— WHAT IS REQUIRED —
Gather the lines below that include the string "Ocena", copying each in full.

[Records from a dataset]
......

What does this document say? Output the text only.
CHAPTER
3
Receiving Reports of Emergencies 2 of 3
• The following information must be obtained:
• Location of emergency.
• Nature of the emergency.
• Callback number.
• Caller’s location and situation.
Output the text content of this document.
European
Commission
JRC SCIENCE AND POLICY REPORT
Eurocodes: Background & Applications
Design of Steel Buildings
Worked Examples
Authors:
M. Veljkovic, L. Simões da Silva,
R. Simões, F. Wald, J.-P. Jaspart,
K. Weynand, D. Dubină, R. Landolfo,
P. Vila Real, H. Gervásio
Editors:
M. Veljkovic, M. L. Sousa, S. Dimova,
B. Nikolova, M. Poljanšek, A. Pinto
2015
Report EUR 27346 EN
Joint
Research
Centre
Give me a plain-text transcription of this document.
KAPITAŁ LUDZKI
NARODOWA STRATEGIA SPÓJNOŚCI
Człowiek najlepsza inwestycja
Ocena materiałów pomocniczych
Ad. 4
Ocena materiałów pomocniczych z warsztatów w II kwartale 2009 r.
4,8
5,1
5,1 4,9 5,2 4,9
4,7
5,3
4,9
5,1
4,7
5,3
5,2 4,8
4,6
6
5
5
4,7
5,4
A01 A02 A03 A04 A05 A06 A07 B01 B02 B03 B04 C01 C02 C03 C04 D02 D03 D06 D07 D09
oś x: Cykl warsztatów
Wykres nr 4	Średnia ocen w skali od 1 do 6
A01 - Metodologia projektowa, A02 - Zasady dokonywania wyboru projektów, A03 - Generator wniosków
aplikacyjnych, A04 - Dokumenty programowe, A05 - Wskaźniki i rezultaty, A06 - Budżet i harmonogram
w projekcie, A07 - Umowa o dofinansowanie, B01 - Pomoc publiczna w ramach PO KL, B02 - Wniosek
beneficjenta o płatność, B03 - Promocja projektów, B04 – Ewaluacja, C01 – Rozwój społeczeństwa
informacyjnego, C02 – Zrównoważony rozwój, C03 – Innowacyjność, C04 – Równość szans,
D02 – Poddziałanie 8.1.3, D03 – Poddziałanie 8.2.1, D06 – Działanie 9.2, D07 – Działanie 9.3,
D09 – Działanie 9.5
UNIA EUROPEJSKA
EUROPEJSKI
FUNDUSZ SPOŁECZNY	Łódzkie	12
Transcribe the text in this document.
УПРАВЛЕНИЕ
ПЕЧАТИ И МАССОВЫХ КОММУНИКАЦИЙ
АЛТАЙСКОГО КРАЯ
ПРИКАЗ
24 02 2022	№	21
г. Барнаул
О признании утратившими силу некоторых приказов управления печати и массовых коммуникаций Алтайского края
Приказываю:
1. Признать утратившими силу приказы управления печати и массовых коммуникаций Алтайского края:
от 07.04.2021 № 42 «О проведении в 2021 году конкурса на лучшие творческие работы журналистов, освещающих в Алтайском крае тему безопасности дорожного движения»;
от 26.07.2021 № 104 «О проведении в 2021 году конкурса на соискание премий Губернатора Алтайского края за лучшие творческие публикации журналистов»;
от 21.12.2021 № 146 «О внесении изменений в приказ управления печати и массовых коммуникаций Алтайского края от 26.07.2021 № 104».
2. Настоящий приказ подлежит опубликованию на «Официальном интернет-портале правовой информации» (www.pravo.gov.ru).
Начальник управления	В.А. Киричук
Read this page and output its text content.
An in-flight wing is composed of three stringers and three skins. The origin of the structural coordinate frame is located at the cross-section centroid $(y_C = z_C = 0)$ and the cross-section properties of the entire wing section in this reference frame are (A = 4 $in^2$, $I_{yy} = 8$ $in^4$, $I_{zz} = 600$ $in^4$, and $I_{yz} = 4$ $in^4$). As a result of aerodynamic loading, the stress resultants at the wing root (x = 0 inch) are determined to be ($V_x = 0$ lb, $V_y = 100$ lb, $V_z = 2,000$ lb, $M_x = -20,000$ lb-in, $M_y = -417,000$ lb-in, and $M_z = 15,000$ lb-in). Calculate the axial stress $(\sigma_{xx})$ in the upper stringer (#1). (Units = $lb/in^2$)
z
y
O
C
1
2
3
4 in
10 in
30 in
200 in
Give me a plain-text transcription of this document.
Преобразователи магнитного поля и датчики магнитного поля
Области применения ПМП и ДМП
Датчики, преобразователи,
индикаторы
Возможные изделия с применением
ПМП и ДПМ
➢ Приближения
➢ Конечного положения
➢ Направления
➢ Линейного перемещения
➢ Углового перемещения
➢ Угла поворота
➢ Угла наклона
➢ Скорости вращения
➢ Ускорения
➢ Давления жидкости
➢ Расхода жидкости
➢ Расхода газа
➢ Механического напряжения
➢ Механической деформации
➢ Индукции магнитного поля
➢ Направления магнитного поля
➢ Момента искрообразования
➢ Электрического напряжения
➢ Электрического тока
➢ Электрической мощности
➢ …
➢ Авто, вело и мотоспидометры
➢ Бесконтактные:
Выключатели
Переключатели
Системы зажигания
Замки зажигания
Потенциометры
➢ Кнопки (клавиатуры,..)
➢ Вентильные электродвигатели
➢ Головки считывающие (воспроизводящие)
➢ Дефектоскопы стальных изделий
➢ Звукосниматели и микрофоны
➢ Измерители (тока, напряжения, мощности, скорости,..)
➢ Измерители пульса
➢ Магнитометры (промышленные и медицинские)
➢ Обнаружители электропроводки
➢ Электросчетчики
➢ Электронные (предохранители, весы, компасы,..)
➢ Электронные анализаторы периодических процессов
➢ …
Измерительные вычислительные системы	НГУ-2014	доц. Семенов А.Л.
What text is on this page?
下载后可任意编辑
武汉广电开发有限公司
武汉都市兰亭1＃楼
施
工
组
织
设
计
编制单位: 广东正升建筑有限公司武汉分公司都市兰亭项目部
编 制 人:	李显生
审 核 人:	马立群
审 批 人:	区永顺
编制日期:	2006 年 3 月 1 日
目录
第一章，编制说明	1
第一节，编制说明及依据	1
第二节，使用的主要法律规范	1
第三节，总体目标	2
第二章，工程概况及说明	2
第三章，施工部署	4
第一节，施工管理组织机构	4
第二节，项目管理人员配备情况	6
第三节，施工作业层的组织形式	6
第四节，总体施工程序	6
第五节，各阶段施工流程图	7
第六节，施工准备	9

......

— CORRECT RESULT —
Ocena materiałów pomocniczych
Ocena materiałów pomocniczych z warsztatów w II kwartale 2009 r.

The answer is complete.